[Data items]
---*---

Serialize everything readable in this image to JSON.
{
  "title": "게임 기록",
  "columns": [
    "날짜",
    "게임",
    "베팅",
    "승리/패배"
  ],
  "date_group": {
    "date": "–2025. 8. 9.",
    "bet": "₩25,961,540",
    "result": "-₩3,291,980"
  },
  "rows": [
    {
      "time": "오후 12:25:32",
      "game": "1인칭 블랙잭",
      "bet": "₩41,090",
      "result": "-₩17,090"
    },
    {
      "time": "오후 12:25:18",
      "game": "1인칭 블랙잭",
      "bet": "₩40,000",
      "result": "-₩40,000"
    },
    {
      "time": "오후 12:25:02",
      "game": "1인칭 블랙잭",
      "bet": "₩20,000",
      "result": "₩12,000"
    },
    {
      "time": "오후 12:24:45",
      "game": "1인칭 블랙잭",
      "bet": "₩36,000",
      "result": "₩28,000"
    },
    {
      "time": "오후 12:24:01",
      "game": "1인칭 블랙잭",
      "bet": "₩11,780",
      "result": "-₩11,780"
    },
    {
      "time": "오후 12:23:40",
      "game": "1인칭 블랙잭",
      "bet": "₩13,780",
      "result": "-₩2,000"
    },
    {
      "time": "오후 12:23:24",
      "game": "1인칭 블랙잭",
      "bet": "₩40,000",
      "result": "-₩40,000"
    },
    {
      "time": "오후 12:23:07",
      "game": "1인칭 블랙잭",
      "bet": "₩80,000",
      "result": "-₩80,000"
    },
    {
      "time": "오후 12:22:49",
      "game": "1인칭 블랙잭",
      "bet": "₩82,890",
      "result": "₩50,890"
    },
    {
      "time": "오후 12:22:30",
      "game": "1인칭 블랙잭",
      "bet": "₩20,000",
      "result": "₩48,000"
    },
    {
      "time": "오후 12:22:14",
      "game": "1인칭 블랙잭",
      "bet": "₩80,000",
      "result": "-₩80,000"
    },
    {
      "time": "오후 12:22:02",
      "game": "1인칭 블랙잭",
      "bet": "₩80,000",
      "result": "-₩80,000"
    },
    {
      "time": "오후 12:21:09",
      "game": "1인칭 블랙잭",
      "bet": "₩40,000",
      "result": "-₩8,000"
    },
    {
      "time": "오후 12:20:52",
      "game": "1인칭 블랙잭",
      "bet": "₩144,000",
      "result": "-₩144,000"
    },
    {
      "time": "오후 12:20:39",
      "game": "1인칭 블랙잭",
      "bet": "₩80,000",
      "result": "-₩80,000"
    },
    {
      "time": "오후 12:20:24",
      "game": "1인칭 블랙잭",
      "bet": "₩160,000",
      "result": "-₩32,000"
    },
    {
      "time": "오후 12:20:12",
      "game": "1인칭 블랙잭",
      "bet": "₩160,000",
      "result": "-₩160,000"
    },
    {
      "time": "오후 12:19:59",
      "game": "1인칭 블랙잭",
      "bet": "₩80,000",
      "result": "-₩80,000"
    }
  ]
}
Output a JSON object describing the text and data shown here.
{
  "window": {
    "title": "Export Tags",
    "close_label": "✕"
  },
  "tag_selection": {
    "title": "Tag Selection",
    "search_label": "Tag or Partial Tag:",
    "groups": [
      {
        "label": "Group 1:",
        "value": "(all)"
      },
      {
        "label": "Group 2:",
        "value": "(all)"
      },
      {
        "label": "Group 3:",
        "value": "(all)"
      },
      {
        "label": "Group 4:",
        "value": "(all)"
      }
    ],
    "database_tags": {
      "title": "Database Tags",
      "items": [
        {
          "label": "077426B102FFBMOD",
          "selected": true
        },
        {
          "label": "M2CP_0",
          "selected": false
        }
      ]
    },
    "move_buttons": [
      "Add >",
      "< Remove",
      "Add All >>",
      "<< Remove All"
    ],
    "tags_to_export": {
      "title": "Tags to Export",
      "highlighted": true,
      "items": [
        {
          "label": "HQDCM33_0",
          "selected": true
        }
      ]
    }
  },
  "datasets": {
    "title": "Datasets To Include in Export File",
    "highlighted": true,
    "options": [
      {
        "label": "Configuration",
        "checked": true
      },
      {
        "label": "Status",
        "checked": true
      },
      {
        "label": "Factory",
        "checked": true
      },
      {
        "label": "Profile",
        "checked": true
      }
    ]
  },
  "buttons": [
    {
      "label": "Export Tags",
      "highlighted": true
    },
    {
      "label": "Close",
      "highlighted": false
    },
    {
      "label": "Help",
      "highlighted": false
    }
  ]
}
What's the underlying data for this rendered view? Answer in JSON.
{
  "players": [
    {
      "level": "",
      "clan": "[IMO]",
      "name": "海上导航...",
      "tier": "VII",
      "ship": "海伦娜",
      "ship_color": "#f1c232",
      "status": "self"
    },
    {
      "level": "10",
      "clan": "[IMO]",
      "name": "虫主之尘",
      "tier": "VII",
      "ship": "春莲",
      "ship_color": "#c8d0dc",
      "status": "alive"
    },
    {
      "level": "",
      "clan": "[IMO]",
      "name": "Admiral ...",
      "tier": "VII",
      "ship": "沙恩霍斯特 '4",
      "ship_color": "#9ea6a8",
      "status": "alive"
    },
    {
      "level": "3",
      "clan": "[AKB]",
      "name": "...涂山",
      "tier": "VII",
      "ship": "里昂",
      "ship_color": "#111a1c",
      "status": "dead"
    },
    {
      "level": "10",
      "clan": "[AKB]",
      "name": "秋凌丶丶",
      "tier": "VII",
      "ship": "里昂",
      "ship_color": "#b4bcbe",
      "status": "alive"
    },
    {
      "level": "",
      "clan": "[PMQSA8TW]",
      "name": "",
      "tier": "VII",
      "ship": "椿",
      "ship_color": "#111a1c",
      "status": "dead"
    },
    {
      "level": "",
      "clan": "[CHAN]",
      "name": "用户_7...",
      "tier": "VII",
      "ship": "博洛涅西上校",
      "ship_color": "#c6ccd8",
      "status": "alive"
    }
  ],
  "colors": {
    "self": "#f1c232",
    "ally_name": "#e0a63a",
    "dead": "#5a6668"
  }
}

---*---

▸ **EXERCISE BRIEF**
Print the listing above in its entirety, with every line exact.

▸ **COMPLETED EXERCISE**
Serialize everything readable in this image to JSON.
{
  "title": "게임 기록",
  "columns": [
    "날짜",
    "게임",
    "베팅",
    "승리/패배"
  ],
  "date_group": {
    "date": "–2025. 8. 9.",
    "bet": "₩25,961,540",
    "result": "-₩3,291,980"
  },
  "rows": [
    {
      "time": "오후 12:25:32",
      "game": "1인칭 블랙잭",
      "bet": "₩41,090",
      "result": "-₩17,090"
    },
    {
      "time": "오후 12:25:18",
      "game": "1인칭 블랙잭",
      "bet": "₩40,000",
      "result": "-₩40,000"
    },
    {
      "time": "오후 12:25:02",
      "game": "1인칭 블랙잭",
      "bet": "₩20,000",
      "result": "₩12,000"
    },
    {
      "time": "오후 12:24:45",
      "game": "1인칭 블랙잭",
      "bet": "₩36,000",
      "result": "₩28,000"
    },
    {
      "time": "오후 12:24:01",
      "game": "1인칭 블랙잭",
      "bet": "₩11,780",
      "result": "-₩11,780"
    },
    {
      "time": "오후 12:23:40",
      "game": "1인칭 블랙잭",
      "bet": "₩13,780",
      "result": "-₩2,000"
    },
    {
      "time": "오후 12:23:24",
      "game": "1인칭 블랙잭",
      "bet": "₩40,000",
      "result": "-₩40,000"
    },
    {
      "time": "오후 12:23:07",
      "game": "1인칭 블랙잭",
      "bet": "₩80,000",
      "result": "-₩80,000"
    },
    {
      "time": "오후 12:22:49",
      "game": "1인칭 블랙잭",
      "bet": "₩82,890",
      "result": "₩50,890"
    },
    {
      "time": "오후 12:22:30",
      "game": "1인칭 블랙잭",
      "bet": "₩20,000",
      "result": "₩48,000"
    },
    {
      "time": "오후 12:22:14",
      "game": "1인칭 블랙잭",
      "bet": "₩80,000",
      "result": "-₩80,000"
    },
    {
      "time": "오후 12:22:02",
      "game": "1인칭 블랙잭",
      "bet": "₩80,000",
      "result": "-₩80,000"
    },
    {
      "time": "오후 12:21:09",
      "game": "1인칭 블랙잭",
      "bet": "₩40,000",
      "result": "-₩8,000"
    },
    {
      "time": "오후 12:20:52",
      "game": "1인칭 블랙잭",
      "bet": "₩144,000",
      "result": "-₩144,000"
    },
    {
      "time": "오후 12:20:39",
      "game": "1인칭 블랙잭",
      "bet": "₩80,000",
      "result": "-₩80,000"
    },
    {
      "time": "오후 12:20:24",
      "game": "1인칭 블랙잭",
      "bet": "₩160,000",
      "result": "-₩32,000"
    },
    {
      "time": "오후 12:20:12",
      "game": "1인칭 블랙잭",
      "bet": "₩160,000",
      "result": "-₩160,000"
    },
    {
      "time": "오후 12:19:59",
      "game": "1인칭 블랙잭",
      "bet": "₩80,000",
      "result": "-₩80,000"
    }
  ]
}
Output a JSON object describing the text and data shown here.
{
  "window": {
    "title": "Export Tags",
    "close_label": "✕"
  },
  "tag_selection": {
    "title": "Tag Selection",
    "search_label": "Tag or Partial Tag:",
    "groups": [
      {
        "label": "Group 1:",
        "value": "(all)"
      },
      {
        "label": "Group 2:",
        "value": "(all)"
      },
      {
        "label": "Group 3:",
        "value": "(all)"
      },
      {
        "label": "Group 4:",
        "value": "(all)"
      }
    ],
    "database_tags": {
      "title": "Database Tags",
      "items": [
        {
          "label": "077426B102FFBMOD",
          "selected": true
        },
        {
          "label": "M2CP_0",
          "selected": false
        }
      ]
    },
    "move_buttons": [
      "Add >",
      "< Remove",
      "Add All >>",
      "<< Remove All"
    ],
    "tags_to_export": {
      "title": "Tags to Export",
      "highlighted": true,
      "items": [
        {
          "label": "HQDCM33_0",
          "selected": true
        }
      ]
    }
  },
  "datasets": {
    "title": "Datasets To Include in Export File",
    "highlighted": true,
    "options": [
      {
        "label": "Configuration",
        "checked": true
      },
      {
        "label": "Status",
        "checked": true
      },
      {
        "label": "Factory",
        "checked": true
      },
      {
        "label": "Profile",
        "checked": true
      }
    ]
  },
  "buttons": [
    {
      "label": "Export Tags",
      "highlighted": true
    },
    {
      "label": "Close",
      "highlighted": false
    },
    {
      "label": "Help",
      "highlighted": false
    }
  ]
}
What's the underlying data for this rendered view? Answer in JSON.
{
  "players": [
    {
      "level": "",
      "clan": "[IMO]",
      "name": "海上导航...",
      "tier": "VII",
      "ship": "海伦娜",
      "ship_color": "#f1c232",
      "status": "self"
    },
    {
      "level": "10",
      "clan": "[IMO]",
      "name": "虫主之尘",
      "tier": "VII",
      "ship": "春莲",
      "ship_color": "#c8d0dc",
      "status": "alive"
    },
    {
      "level": "",
      "clan": "[IMO]",
      "name": "Admiral ...",
      "tier": "VII",
      "ship": "沙恩霍斯特 '4",
      "ship_color": "#9ea6a8",
      "status": "alive"
    },
    {
      "level": "3",
      "clan": "[AKB]",
      "name": "...涂山",
      "tier": "VII",
      "ship": "里昂",
      "ship_color": "#111a1c",
      "status": "dead"
    },
    {
      "level": "10",
      "clan": "[AKB]",
      "name": "秋凌丶丶",
      "tier": "VII",
      "ship": "里昂",
      "ship_color": "#b4bcbe",
      "status": "alive"
    },
    {
      "level": "",
      "clan": "[PMQSA8TW]",
      "name": "",
      "tier": "VII",
      "ship": "椿",
      "ship_color": "#111a1c",
      "status": "dead"
    },
    {
      "level": "",
      "clan": "[CHAN]",
      "name": "用户_7...",
      "tier": "VII",
      "ship": "博洛涅西上校",
      "ship_color": "#c6ccd8",
      "status": "alive"
    }
  ],
  "colors": {
    "self": "#f1c232",
    "ally_name": "#e0a63a",
    "dead": "#5a6668"
  }
}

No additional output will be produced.